Make an exact copy of all the material below, apart from the pictures.
::: Recorded data :::
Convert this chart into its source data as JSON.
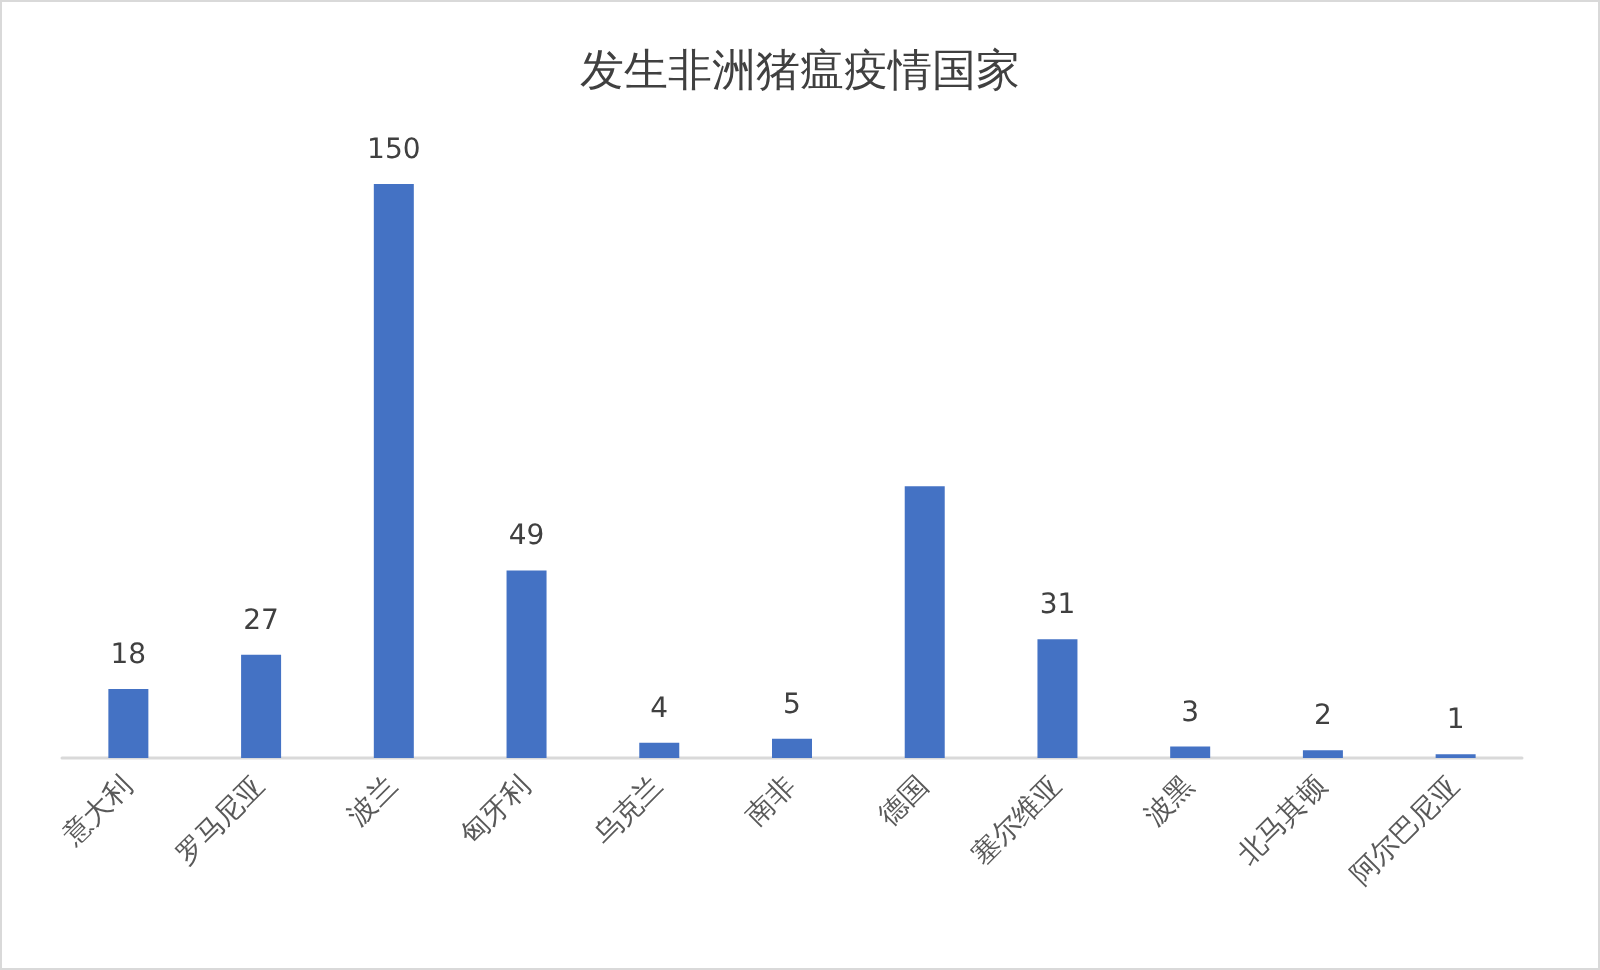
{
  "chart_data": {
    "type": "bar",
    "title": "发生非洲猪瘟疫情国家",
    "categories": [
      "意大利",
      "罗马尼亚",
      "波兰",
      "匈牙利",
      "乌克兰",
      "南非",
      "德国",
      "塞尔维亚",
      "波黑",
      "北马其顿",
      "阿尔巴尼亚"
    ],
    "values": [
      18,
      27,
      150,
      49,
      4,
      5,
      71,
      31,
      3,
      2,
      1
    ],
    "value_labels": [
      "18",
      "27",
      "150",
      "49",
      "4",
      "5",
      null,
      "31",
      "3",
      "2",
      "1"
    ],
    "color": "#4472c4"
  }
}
:::
→ **Response**
Convert this chart into its source data as JSON.
{
  "chart_data": {
    "type": "bar",
    "title": "发生非洲猪瘟疫情国家",
    "categories": [
      "意大利",
      "罗马尼亚",
      "波兰",
      "匈牙利",
      "乌克兰",
      "南非",
      "德国",
      "塞尔维亚",
      "波黑",
      "北马其顿",
      "阿尔巴尼亚"
    ],
    "values": [
      18,
      27,
      150,
      49,
      4,
      5,
      71,
      31,
      3,
      2,
      1
    ],
    "value_labels": [
      "18",
      "27",
      "150",
      "49",
      "4",
      "5",
      null,
      "31",
      "3",
      "2",
      "1"
    ],
    "color": "#4472c4"
  }
}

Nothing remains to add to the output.